**What is being asked**. Note each line where "visualization" appears, and copy it.

**Exercise inputs**.

Start

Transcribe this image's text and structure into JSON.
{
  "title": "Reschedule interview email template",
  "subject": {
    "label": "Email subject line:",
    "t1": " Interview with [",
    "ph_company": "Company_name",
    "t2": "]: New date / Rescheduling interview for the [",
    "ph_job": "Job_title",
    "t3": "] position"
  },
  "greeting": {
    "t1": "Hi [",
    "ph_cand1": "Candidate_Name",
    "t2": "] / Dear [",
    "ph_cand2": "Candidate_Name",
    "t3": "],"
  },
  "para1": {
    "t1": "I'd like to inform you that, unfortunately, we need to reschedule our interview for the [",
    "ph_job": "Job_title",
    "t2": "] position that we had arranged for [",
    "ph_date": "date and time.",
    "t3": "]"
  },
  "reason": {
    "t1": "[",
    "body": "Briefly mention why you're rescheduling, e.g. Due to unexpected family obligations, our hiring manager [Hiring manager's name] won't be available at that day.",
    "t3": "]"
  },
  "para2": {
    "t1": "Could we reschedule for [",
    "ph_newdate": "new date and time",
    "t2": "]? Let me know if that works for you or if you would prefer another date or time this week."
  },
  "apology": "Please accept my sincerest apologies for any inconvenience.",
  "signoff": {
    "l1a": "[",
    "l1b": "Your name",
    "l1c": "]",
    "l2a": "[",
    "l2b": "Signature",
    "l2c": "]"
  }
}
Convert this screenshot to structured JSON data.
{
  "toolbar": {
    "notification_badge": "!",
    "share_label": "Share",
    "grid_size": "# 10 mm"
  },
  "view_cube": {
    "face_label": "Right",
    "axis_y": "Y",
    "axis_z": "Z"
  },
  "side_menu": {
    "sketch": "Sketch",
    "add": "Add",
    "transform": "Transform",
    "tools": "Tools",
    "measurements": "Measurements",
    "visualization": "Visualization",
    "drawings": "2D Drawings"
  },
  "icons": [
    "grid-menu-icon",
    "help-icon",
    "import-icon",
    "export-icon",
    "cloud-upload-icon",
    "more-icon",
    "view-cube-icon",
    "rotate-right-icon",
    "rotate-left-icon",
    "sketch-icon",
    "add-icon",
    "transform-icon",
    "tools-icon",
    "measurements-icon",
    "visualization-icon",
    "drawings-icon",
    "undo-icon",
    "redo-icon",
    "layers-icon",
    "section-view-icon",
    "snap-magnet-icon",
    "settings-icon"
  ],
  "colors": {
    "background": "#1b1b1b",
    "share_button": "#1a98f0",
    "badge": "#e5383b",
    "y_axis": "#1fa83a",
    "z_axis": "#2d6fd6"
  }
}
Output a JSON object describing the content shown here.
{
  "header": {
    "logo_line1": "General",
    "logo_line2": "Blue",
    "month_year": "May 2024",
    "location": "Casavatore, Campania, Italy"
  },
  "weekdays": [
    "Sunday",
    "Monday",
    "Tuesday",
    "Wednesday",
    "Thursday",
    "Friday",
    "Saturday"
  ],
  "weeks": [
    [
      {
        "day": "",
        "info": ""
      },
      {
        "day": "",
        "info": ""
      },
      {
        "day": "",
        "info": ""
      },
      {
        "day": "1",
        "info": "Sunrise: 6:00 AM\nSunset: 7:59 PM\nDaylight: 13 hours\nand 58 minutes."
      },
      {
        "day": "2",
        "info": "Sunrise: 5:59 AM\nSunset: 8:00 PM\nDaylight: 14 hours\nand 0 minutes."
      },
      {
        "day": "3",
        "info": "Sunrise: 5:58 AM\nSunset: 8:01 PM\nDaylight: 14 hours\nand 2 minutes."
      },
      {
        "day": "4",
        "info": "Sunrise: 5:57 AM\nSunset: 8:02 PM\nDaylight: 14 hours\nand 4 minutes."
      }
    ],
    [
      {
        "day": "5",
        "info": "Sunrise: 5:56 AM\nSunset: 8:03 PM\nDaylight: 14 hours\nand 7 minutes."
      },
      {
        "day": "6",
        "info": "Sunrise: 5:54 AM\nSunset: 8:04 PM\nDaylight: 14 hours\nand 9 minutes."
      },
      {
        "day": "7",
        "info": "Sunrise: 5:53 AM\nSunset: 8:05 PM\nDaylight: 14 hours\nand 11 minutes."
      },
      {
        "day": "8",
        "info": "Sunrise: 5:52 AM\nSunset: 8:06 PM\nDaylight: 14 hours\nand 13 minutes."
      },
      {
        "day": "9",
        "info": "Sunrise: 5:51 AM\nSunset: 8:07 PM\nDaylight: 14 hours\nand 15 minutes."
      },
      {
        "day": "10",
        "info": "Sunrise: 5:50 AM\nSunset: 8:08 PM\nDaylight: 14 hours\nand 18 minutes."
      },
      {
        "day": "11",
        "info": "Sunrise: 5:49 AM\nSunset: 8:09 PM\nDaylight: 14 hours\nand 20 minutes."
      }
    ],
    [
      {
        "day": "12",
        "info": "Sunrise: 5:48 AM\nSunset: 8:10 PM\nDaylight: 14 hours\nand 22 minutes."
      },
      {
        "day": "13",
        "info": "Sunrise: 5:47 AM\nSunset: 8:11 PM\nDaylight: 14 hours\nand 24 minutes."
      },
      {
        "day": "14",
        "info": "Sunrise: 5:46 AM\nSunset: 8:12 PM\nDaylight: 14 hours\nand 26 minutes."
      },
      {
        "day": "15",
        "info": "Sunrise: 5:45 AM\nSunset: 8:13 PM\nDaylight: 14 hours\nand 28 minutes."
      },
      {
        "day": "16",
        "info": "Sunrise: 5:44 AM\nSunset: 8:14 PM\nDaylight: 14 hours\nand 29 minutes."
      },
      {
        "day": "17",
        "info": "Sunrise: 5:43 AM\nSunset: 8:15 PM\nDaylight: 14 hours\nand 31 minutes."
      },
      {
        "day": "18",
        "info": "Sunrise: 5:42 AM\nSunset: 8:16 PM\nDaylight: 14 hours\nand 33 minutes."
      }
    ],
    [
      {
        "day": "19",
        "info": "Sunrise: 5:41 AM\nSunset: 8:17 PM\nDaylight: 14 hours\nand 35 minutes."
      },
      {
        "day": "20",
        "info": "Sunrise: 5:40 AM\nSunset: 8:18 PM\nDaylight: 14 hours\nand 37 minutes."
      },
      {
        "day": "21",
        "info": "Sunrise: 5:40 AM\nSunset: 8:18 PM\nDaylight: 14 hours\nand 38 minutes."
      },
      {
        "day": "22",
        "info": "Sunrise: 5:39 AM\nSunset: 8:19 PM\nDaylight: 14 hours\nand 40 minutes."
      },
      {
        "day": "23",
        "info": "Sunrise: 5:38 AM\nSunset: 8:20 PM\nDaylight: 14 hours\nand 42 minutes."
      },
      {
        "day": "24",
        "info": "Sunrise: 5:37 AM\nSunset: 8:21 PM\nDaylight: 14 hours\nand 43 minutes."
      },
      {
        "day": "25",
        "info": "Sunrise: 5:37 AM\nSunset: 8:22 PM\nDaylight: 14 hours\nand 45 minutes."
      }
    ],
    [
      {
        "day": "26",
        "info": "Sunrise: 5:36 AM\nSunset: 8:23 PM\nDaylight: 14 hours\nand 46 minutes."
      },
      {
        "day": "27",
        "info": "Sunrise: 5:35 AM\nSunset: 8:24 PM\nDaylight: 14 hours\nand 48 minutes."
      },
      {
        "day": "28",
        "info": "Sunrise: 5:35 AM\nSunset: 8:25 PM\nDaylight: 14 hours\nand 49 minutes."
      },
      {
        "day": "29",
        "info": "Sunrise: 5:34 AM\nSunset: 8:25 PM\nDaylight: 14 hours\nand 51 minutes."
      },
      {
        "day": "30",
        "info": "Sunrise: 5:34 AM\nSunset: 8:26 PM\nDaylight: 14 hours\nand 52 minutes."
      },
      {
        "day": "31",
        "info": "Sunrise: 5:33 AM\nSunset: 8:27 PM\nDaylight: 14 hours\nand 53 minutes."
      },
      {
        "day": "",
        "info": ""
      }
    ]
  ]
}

End

**Response to the task**.
    "visualization": "Visualization",
    "visualization-icon",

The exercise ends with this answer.